Goal =
Output every line of the entries below as a JSON list of strings, one string per line, omitting blank lines and the picture placeholders.
-- START OF The records --
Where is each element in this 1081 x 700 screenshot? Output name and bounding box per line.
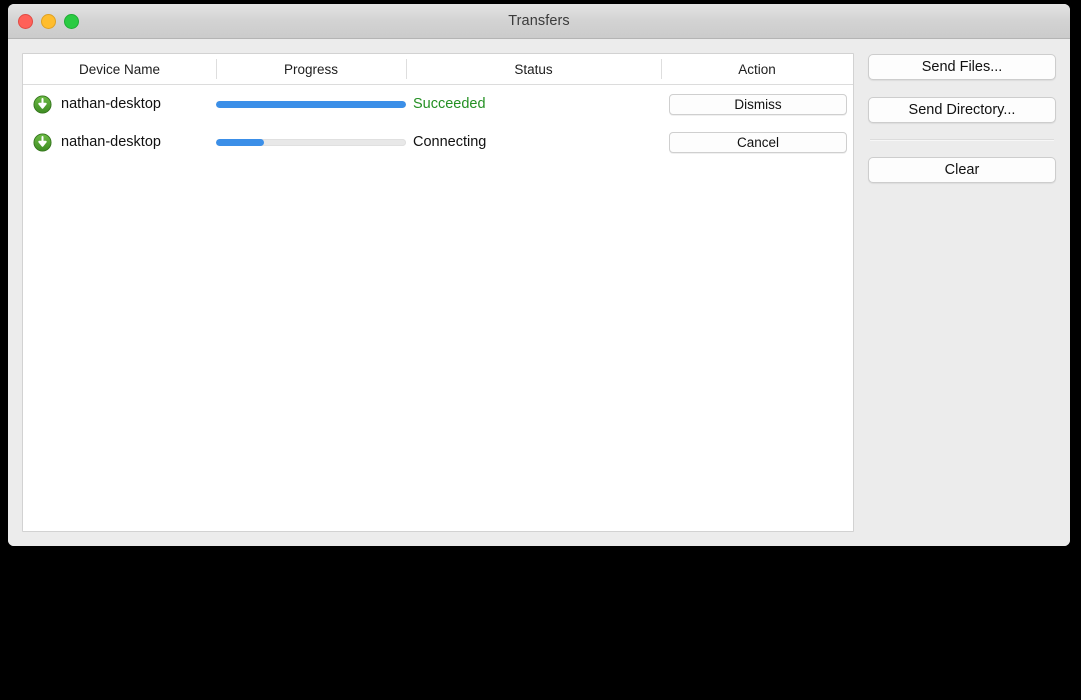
download-circle-icon [33,132,52,152]
cell-status: Succeeded [406,85,661,123]
cancel-button[interactable]: Cancel [669,131,847,153]
progress-bar-fill [216,138,264,146]
transfers-window: Transfers Device Name Progress Status Ac… [8,4,1070,546]
cell-action: Cancel [661,123,853,161]
minimize-window-button[interactable] [41,13,56,29]
device-name-label: nathan-desktop [61,96,161,112]
table-row[interactable]: nathan-desktop Connecting Cancel [23,123,853,161]
maximize-window-button[interactable] [64,13,79,29]
send-files-button[interactable]: Send Files... [868,54,1056,80]
cell-device-name: nathan-desktop [23,85,216,123]
send-directory-button[interactable]: Send Directory... [868,97,1056,123]
column-header-status[interactable]: Status [406,54,661,84]
progress-bar-fill [216,100,406,108]
column-header-progress[interactable]: Progress [216,54,406,84]
window-titlebar: Transfers [8,4,1070,39]
cell-progress [216,85,406,123]
cell-status: Connecting [406,123,661,161]
table-body: nathan-desktop Succeeded Dismiss nathan-… [23,85,853,531]
progress-bar [216,100,406,108]
clear-button[interactable]: Clear [868,157,1056,183]
close-window-button[interactable] [18,13,33,29]
download-circle-icon [33,94,52,114]
status-label: Succeeded [413,96,486,112]
screen: Transfers Device Name Progress Status Ac… [0,0,1081,700]
cell-action: Dismiss [661,85,853,123]
cell-device-name: nathan-desktop [23,123,216,161]
transfers-table: Device Name Progress Status Action natha… [22,53,854,532]
window-title: Transfers [508,13,570,29]
sidebar-divider [870,139,1054,141]
status-label: Connecting [413,134,487,150]
cell-progress [216,123,406,161]
actions-sidebar: Send Files... Send Directory... Clear [868,53,1056,532]
table-row[interactable]: nathan-desktop Succeeded Dismiss [23,85,853,123]
window-body: Device Name Progress Status Action natha… [8,39,1070,546]
column-header-action[interactable]: Action [661,54,853,84]
column-header-device-name[interactable]: Device Name [23,54,216,84]
progress-bar [216,138,406,146]
traffic-light-group [18,4,79,38]
table-header-row: Device Name Progress Status Action [23,54,853,85]
dismiss-button[interactable]: Dismiss [669,93,847,115]
device-name-label: nathan-desktop [61,134,161,150]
-- END OF The records --
Problem solution =
[
  "Where is each element in this 1081 x 700 screenshot? Output name and bounding box per line.",
  "download-circle-icon [33,132,52,152]",
  "cell-status: Succeeded [406,85,661,123]",
  "cancel-button[interactable]: Cancel [669,131,847,153]",
  "progress-bar-fill [216,138,264,146]",
  "transfers-window: Transfers Device Name Progress Status Ac… [8,4,1070,546]",
  "cell-action: Cancel [661,123,853,161]",
  "minimize-window-button[interactable] [41,13,56,29]",
  "device-name-label: nathan-desktop [61,96,161,112]",
  "table-row[interactable]: nathan-desktop Connecting Cancel [23,123,853,161]",
  "maximize-window-button[interactable] [64,13,79,29]",
  "send-files-button[interactable]: Send Files... [868,54,1056,80]",
  "cell-device-name: nathan-desktop [23,85,216,123]",
  "send-directory-button[interactable]: Send Directory... [868,97,1056,123]",
  "column-header-status[interactable]: Status [406,54,661,84]",
  "progress-bar-fill [216,100,406,108]",
  "column-header-progress[interactable]: Progress [216,54,406,84]",
  "window-titlebar: Transfers [8,4,1070,39]",
  "cell-progress [216,85,406,123]",
  "cell-status: Connecting [406,123,661,161]",
  "table-body: nathan-desktop Succeeded Dismiss nathan-… [23,85,853,531]",
  "progress-bar [216,100,406,108]",
  "clear-button[interactable]: Clear [868,157,1056,183]",
  "close-window-button[interactable] [18,13,33,29]",
  "download-circle-icon [33,94,52,114]",
  "status-label: Succeeded [413,96,486,112]",
  "screen: Transfers Device Name Progress Status Ac… [0,0,1081,700]",
  "cell-action: Dismiss [661,85,853,123]",
  "cell-device-name: nathan-desktop [23,123,216,161]",
  "transfers-table: Device Name Progress Status Action natha… [22,53,854,532]",
  "window-title: Transfers [508,13,570,29]",
  "sidebar-divider [870,139,1054,141]",
  "status-label: Connecting [413,134,487,150]",
  "cell-progress [216,123,406,161]",
  "actions-sidebar: Send Files... Send Directory... Clear [868,53,1056,532]",
  "table-row[interactable]: nathan-desktop Succeeded Dismiss [23,85,853,123]",
  "window-body: Device Name Progress Status Action natha… [8,39,1070,546]",
  "column-header-action[interactable]: Action [661,54,853,84]",
  "column-header-device-name[interactable]: Device Name [23,54,216,84]",
  "progress-bar [216,138,406,146]",
  "traffic-light-group [18,4,79,38]",
  "table-header-row: Device Name Progress Status Action [23,54,853,85]",
  "dismiss-button[interactable]: Dismiss [669,93,847,115]",
  "device-name-label: nathan-desktop [61,134,161,150]"
]